DIRECTION
Skip the pictures. Copy all the rest of the records down exactly.

Records from a collection of figures
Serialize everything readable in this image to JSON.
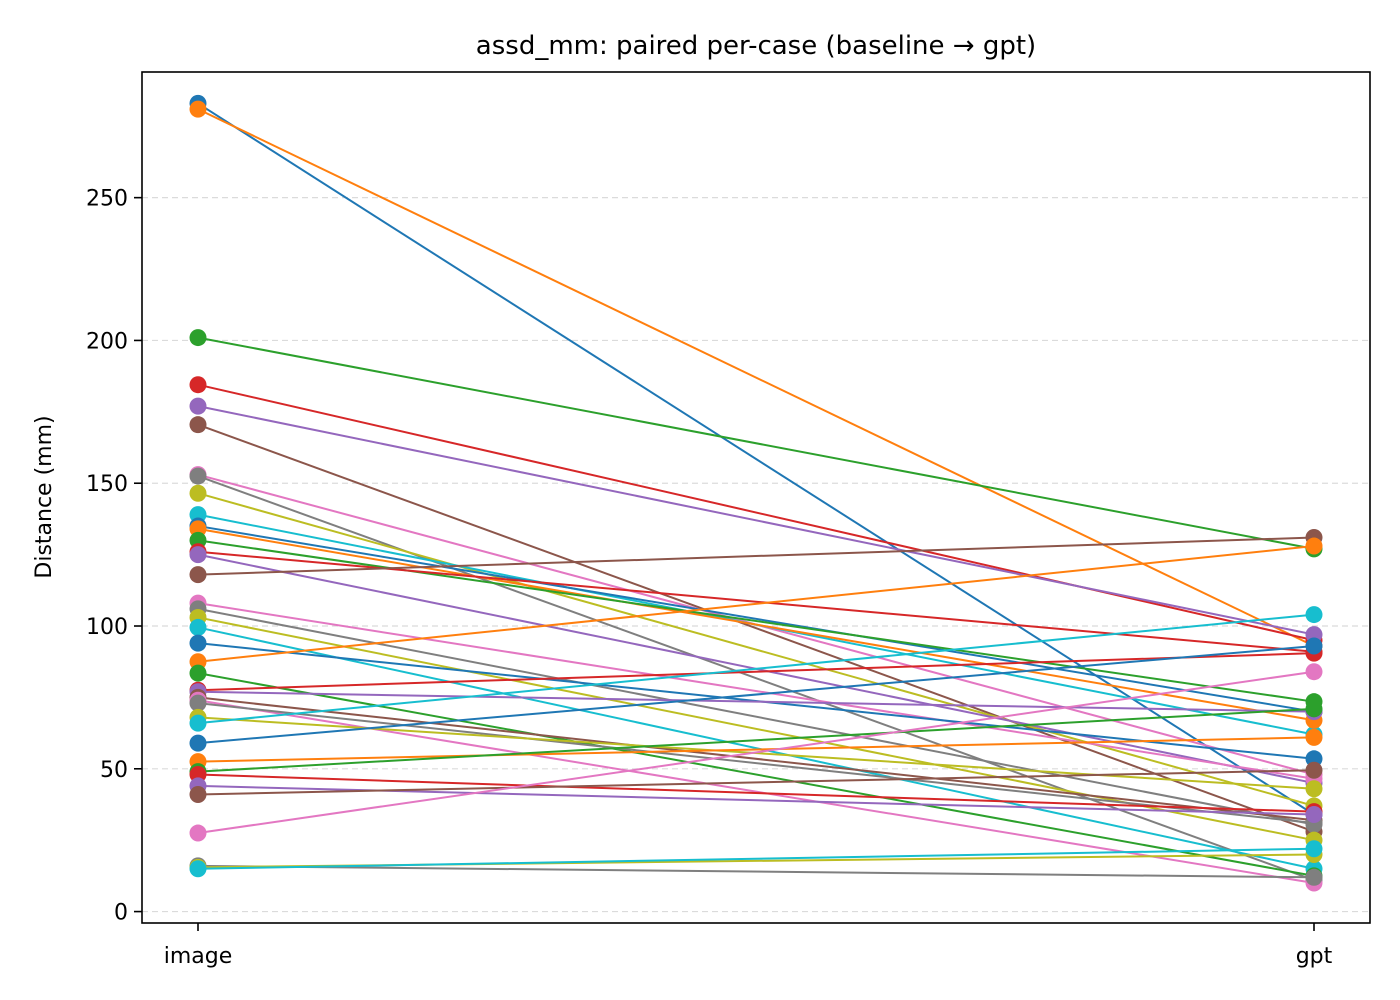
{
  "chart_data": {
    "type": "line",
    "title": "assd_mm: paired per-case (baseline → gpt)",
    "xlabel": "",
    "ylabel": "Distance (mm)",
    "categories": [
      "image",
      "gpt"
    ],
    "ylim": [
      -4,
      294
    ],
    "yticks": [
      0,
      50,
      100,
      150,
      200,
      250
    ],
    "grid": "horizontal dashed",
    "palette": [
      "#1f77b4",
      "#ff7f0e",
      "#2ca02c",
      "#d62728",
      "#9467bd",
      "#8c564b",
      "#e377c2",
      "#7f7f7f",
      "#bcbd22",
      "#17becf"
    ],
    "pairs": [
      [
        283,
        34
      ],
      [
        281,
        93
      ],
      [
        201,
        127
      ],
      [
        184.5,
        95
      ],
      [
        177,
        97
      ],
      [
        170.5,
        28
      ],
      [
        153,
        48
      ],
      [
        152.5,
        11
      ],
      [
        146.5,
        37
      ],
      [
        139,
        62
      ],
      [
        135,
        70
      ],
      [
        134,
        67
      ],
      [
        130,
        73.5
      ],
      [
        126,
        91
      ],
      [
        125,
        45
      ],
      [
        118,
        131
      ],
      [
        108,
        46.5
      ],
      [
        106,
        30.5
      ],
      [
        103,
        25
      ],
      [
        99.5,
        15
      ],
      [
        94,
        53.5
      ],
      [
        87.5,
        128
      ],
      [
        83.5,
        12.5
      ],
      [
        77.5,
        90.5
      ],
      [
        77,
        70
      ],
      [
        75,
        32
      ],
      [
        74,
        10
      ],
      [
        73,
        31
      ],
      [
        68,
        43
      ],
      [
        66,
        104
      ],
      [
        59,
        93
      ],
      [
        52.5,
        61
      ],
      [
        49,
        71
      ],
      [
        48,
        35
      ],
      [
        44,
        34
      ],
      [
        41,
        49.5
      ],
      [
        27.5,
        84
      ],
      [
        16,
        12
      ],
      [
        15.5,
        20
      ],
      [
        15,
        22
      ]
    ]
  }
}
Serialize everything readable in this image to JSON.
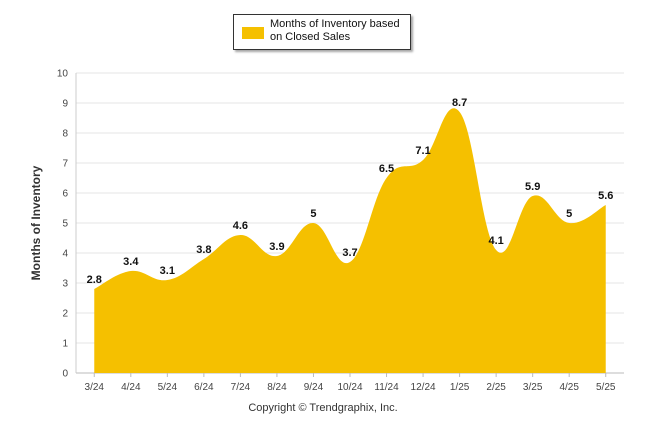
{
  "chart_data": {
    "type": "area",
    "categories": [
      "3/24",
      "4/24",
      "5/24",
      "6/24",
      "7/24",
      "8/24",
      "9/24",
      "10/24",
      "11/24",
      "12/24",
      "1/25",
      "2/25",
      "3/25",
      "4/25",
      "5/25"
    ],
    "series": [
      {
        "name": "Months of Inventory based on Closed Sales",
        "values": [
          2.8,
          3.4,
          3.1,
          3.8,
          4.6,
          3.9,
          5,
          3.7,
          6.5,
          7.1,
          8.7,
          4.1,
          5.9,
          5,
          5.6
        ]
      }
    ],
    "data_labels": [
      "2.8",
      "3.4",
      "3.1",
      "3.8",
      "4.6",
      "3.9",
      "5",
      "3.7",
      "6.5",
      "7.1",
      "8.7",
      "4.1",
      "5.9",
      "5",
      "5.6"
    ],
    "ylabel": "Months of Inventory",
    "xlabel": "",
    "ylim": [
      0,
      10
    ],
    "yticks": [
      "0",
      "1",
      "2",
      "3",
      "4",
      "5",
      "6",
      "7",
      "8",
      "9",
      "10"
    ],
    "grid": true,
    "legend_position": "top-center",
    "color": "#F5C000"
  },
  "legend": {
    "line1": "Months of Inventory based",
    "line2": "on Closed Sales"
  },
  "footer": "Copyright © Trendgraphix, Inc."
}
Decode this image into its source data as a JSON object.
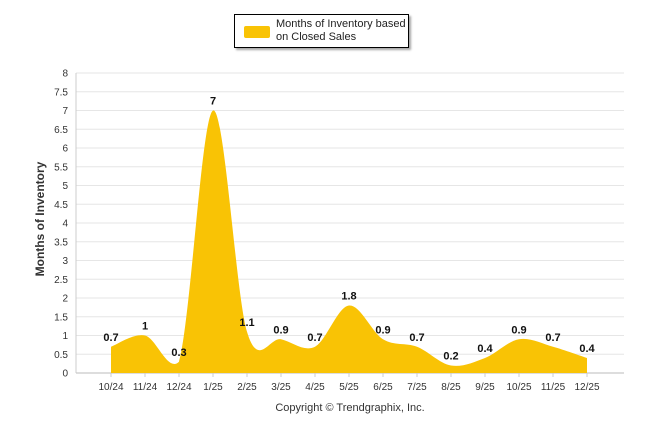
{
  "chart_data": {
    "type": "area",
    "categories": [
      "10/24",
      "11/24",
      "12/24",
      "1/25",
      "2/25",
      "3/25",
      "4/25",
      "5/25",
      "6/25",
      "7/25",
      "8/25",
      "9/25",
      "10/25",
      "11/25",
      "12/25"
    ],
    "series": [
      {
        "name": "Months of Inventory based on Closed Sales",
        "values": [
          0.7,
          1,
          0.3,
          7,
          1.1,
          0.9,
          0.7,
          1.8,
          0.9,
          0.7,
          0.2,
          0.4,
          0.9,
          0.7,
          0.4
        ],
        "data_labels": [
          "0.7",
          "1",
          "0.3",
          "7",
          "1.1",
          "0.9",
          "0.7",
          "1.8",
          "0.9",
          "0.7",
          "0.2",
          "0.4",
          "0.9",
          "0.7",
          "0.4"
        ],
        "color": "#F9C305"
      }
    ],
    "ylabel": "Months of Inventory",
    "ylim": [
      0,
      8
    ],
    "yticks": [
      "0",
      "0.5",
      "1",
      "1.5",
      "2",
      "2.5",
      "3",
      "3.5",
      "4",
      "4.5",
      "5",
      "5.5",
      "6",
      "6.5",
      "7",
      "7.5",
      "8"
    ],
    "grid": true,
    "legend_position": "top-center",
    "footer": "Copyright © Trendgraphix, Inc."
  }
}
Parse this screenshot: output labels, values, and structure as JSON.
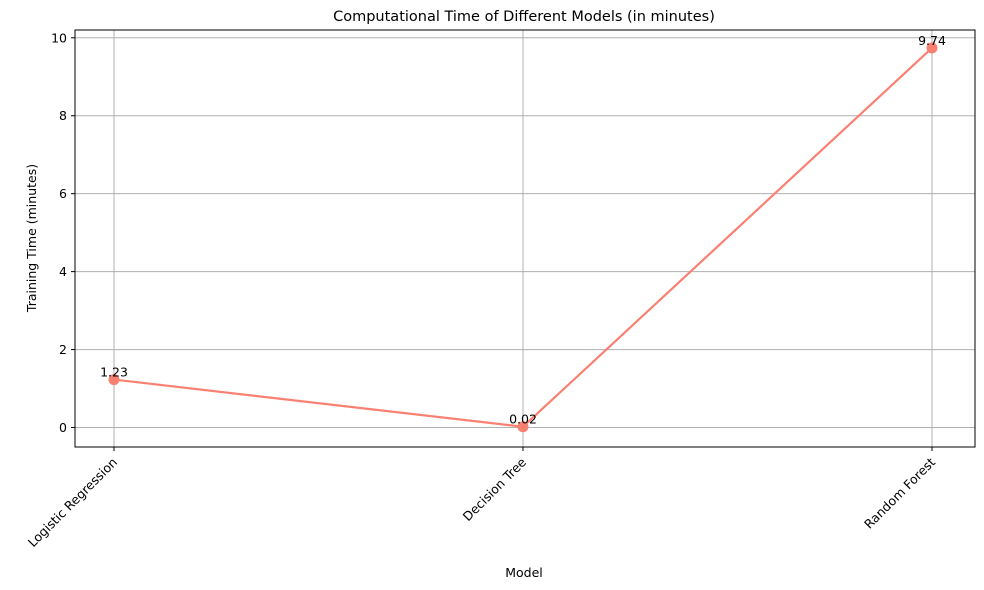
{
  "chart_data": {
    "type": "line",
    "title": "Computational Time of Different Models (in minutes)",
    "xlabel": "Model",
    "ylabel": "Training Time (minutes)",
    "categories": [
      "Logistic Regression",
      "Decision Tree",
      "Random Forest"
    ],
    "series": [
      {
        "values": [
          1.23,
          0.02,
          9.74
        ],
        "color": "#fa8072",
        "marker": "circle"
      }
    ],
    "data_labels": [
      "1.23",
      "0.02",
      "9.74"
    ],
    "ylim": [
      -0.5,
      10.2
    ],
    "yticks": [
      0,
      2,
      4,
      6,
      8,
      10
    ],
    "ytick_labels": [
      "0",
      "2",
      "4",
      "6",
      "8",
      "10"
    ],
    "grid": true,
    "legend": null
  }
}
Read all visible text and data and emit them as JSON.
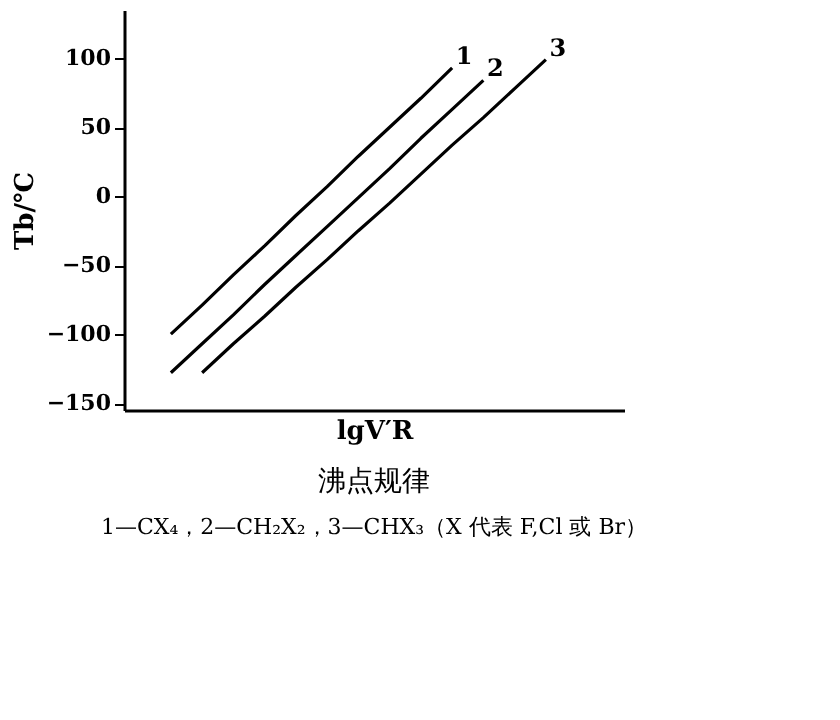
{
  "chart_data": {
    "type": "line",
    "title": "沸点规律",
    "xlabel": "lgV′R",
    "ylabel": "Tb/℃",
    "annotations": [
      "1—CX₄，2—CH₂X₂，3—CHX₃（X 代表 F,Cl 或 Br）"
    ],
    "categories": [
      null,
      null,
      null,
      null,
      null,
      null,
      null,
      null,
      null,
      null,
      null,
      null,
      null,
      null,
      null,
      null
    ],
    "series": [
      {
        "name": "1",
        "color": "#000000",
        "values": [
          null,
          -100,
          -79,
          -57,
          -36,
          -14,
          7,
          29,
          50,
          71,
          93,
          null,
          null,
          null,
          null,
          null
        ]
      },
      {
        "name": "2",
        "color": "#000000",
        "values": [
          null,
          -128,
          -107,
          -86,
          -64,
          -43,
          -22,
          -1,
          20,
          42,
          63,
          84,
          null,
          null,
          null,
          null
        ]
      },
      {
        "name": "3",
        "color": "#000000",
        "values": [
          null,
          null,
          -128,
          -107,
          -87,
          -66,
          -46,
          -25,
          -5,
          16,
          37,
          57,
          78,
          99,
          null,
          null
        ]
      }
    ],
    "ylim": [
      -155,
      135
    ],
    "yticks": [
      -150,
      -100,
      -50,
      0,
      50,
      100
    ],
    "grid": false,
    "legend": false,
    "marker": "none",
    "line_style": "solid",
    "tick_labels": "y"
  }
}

EXERCISE ANSWER
Serialize everything readable in this image to JSON.
{
  "chart_data": {
    "type": "line",
    "title": "assd_mm: paired per-case (baseline → gpt)",
    "xlabel": "",
    "ylabel": "Distance (mm)",
    "categories": [
      "image",
      "gpt"
    ],
    "ylim": [
      -4,
      294
    ],
    "yticks": [
      0,
      50,
      100,
      150,
      200,
      250
    ],
    "grid": "horizontal dashed",
    "palette": [
      "#1f77b4",
      "#ff7f0e",
      "#2ca02c",
      "#d62728",
      "#9467bd",
      "#8c564b",
      "#e377c2",
      "#7f7f7f",
      "#bcbd22",
      "#17becf"
    ],
    "pairs": [
      [
        283,
        34
      ],
      [
        281,
        93
      ],
      [
        201,
        127
      ],
      [
        184.5,
        95
      ],
      [
        177,
        97
      ],
      [
        170.5,
        28
      ],
      [
        153,
        48
      ],
      [
        152.5,
        11
      ],
      [
        146.5,
        37
      ],
      [
        139,
        62
      ],
      [
        135,
        70
      ],
      [
        134,
        67
      ],
      [
        130,
        73.5
      ],
      [
        126,
        91
      ],
      [
        125,
        45
      ],
      [
        118,
        131
      ],
      [
        108,
        46.5
      ],
      [
        106,
        30.5
      ],
      [
        103,
        25
      ],
      [
        99.5,
        15
      ],
      [
        94,
        53.5
      ],
      [
        87.5,
        128
      ],
      [
        83.5,
        12.5
      ],
      [
        77.5,
        90.5
      ],
      [
        77,
        70
      ],
      [
        75,
        32
      ],
      [
        74,
        10
      ],
      [
        73,
        31
      ],
      [
        68,
        43
      ],
      [
        66,
        104
      ],
      [
        59,
        93
      ],
      [
        52.5,
        61
      ],
      [
        49,
        71
      ],
      [
        48,
        35
      ],
      [
        44,
        34
      ],
      [
        41,
        49.5
      ],
      [
        27.5,
        84
      ],
      [
        16,
        12
      ],
      [
        15.5,
        20
      ],
      [
        15,
        22
      ]
    ]
  }
}
Serialize everything readable in this image to JSON.
{
  "chart_data": {
    "type": "area",
    "categories": [
      "3/24",
      "4/24",
      "5/24",
      "6/24",
      "7/24",
      "8/24",
      "9/24",
      "10/24",
      "11/24",
      "12/24",
      "1/25",
      "2/25",
      "3/25",
      "4/25",
      "5/25"
    ],
    "series": [
      {
        "name": "Months of Inventory based on Closed Sales",
        "values": [
          2.8,
          3.4,
          3.1,
          3.8,
          4.6,
          3.9,
          5,
          3.7,
          6.5,
          7.1,
          8.7,
          4.1,
          5.9,
          5,
          5.6
        ]
      }
    ],
    "data_labels": [
      "2.8",
      "3.4",
      "3.1",
      "3.8",
      "4.6",
      "3.9",
      "5",
      "3.7",
      "6.5",
      "7.1",
      "8.7",
      "4.1",
      "5.9",
      "5",
      "5.6"
    ],
    "ylabel": "Months of Inventory",
    "xlabel": "",
    "ylim": [
      0,
      10
    ],
    "yticks": [
      "0",
      "1",
      "2",
      "3",
      "4",
      "5",
      "6",
      "7",
      "8",
      "9",
      "10"
    ],
    "grid": true,
    "legend_position": "top-center",
    "color": "#F5C000"
  },
  "legend": {
    "line1": "Months of Inventory based",
    "line2": "on Closed Sales"
  },
  "footer": "Copyright © Trendgraphix, Inc."
}
Decode this image into its source data as a JSON object.
{
  "chart_data": {
    "type": "area",
    "categories": [
      "10/24",
      "11/24",
      "12/24",
      "1/25",
      "2/25",
      "3/25",
      "4/25",
      "5/25",
      "6/25",
      "7/25",
      "8/25",
      "9/25",
      "10/25",
      "11/25",
      "12/25"
    ],
    "series": [
      {
        "name": "Months of Inventory based on Closed Sales",
        "values": [
          0.7,
          1,
          0.3,
          7,
          1.1,
          0.9,
          0.7,
          1.8,
          0.9,
          0.7,
          0.2,
          0.4,
          0.9,
          0.7,
          0.4
        ],
        "data_labels": [
          "0.7",
          "1",
          "0.3",
          "7",
          "1.1",
          "0.9",
          "0.7",
          "1.8",
          "0.9",
          "0.7",
          "0.2",
          "0.4",
          "0.9",
          "0.7",
          "0.4"
        ],
        "color": "#F9C305"
      }
    ],
    "ylabel": "Months of Inventory",
    "ylim": [
      0,
      8
    ],
    "yticks": [
      "0",
      "0.5",
      "1",
      "1.5",
      "2",
      "2.5",
      "3",
      "3.5",
      "4",
      "4.5",
      "5",
      "5.5",
      "6",
      "6.5",
      "7",
      "7.5",
      "8"
    ],
    "grid": true,
    "legend_position": "top-center",
    "footer": "Copyright © Trendgraphix, Inc."
  }
}
Parse this screenshot: output labels, values, and structure as JSON.
{
  "chart_data": {
    "type": "line",
    "title": "Computational Time of Different Models (in minutes)",
    "xlabel": "Model",
    "ylabel": "Training Time (minutes)",
    "categories": [
      "Logistic Regression",
      "Decision Tree",
      "Random Forest"
    ],
    "series": [
      {
        "values": [
          1.23,
          0.02,
          9.74
        ],
        "color": "#fa8072",
        "marker": "circle"
      }
    ],
    "data_labels": [
      "1.23",
      "0.02",
      "9.74"
    ],
    "ylim": [
      -0.5,
      10.2
    ],
    "yticks": [
      0,
      2,
      4,
      6,
      8,
      10
    ],
    "ytick_labels": [
      "0",
      "2",
      "4",
      "6",
      "8",
      "10"
    ],
    "grid": true,
    "legend": null
  }
}
Read all visible text and data and emit them as JSON.
{
  "chart_data": {
    "type": "line",
    "title": "沸点规律",
    "xlabel": "lgV′R",
    "ylabel": "Tb/℃",
    "annotations": [
      "1—CX₄，2—CH₂X₂，3—CHX₃（X 代表 F,Cl 或 Br）"
    ],
    "categories": [
      null,
      null,
      null,
      null,
      null,
      null,
      null,
      null,
      null,
      null,
      null,
      null,
      null,
      null,
      null,
      null
    ],
    "series": [
      {
        "name": "1",
        "color": "#000000",
        "values": [
          null,
          -100,
          -79,
          -57,
          -36,
          -14,
          7,
          29,
          50,
          71,
          93,
          null,
          null,
          null,
          null,
          null
        ]
      },
      {
        "name": "2",
        "color": "#000000",
        "values": [
          null,
          -128,
          -107,
          -86,
          -64,
          -43,
          -22,
          -1,
          20,
          42,
          63,
          84,
          null,
          null,
          null,
          null
        ]
      },
      {
        "name": "3",
        "color": "#000000",
        "values": [
          null,
          null,
          -128,
          -107,
          -87,
          -66,
          -46,
          -25,
          -5,
          16,
          37,
          57,
          78,
          99,
          null,
          null
        ]
      }
    ],
    "ylim": [
      -155,
      135
    ],
    "yticks": [
      -150,
      -100,
      -50,
      0,
      50,
      100
    ],
    "grid": false,
    "legend": false,
    "marker": "none",
    "line_style": "solid",
    "tick_labels": "y"
  }
}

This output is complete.